→ Written request: Reproduce the records below exactly as given.

→ Data entries:
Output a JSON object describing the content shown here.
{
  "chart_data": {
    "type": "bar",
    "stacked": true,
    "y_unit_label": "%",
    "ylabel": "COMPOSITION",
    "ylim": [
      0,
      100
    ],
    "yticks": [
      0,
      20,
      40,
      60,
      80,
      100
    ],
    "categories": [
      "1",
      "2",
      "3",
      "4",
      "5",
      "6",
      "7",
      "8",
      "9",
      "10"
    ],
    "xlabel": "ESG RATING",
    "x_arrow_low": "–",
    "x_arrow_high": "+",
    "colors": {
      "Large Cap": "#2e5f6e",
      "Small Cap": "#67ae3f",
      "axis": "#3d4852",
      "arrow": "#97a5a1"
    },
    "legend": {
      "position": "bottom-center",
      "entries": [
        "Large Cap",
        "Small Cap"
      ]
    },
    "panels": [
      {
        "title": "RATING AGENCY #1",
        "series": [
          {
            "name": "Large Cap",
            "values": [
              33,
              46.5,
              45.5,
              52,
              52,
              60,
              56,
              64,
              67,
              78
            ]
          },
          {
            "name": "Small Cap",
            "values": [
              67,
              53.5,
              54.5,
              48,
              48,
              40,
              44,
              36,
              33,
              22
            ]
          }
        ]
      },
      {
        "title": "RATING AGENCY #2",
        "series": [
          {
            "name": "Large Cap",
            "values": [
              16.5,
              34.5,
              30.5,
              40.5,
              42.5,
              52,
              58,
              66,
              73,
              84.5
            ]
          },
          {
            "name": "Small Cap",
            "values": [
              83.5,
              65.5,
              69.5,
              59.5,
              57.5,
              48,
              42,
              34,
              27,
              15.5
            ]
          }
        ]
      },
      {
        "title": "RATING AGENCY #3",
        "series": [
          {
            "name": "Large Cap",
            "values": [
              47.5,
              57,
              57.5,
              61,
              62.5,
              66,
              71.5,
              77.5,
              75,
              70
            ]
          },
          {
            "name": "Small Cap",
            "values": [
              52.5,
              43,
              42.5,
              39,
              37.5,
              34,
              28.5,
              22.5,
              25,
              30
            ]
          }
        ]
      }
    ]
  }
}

→ Correct output:
Output a JSON object describing the content shown here.
{
  "chart_data": {
    "type": "bar",
    "stacked": true,
    "y_unit_label": "%",
    "ylabel": "COMPOSITION",
    "ylim": [
      0,
      100
    ],
    "yticks": [
      0,
      20,
      40,
      60,
      80,
      100
    ],
    "categories": [
      "1",
      "2",
      "3",
      "4",
      "5",
      "6",
      "7",
      "8",
      "9",
      "10"
    ],
    "xlabel": "ESG RATING",
    "x_arrow_low": "–",
    "x_arrow_high": "+",
    "colors": {
      "Large Cap": "#2e5f6e",
      "Small Cap": "#67ae3f",
      "axis": "#3d4852",
      "arrow": "#97a5a1"
    },
    "legend": {
      "position": "bottom-center",
      "entries": [
        "Large Cap",
        "Small Cap"
      ]
    },
    "panels": [
      {
        "title": "RATING AGENCY #1",
        "series": [
          {
            "name": "Large Cap",
            "values": [
              33,
              46.5,
              45.5,
              52,
              52,
              60,
              56,
              64,
              67,
              78
            ]
          },
          {
            "name": "Small Cap",
            "values": [
              67,
              53.5,
              54.5,
              48,
              48,
              40,
              44,
              36,
              33,
              22
            ]
          }
        ]
      },
      {
        "title": "RATING AGENCY #2",
        "series": [
          {
            "name": "Large Cap",
            "values": [
              16.5,
              34.5,
              30.5,
              40.5,
              42.5,
              52,
              58,
              66,
              73,
              84.5
            ]
          },
          {
            "name": "Small Cap",
            "values": [
              83.5,
              65.5,
              69.5,
              59.5,
              57.5,
              48,
              42,
              34,
              27,
              15.5
            ]
          }
        ]
      },
      {
        "title": "RATING AGENCY #3",
        "series": [
          {
            "name": "Large Cap",
            "values": [
              47.5,
              57,
              57.5,
              61,
              62.5,
              66,
              71.5,
              77.5,
              75,
              70
            ]
          },
          {
            "name": "Small Cap",
            "values": [
              52.5,
              43,
              42.5,
              39,
              37.5,
              34,
              28.5,
              22.5,
              25,
              30
            ]
          }
        ]
      }
    ]
  }
}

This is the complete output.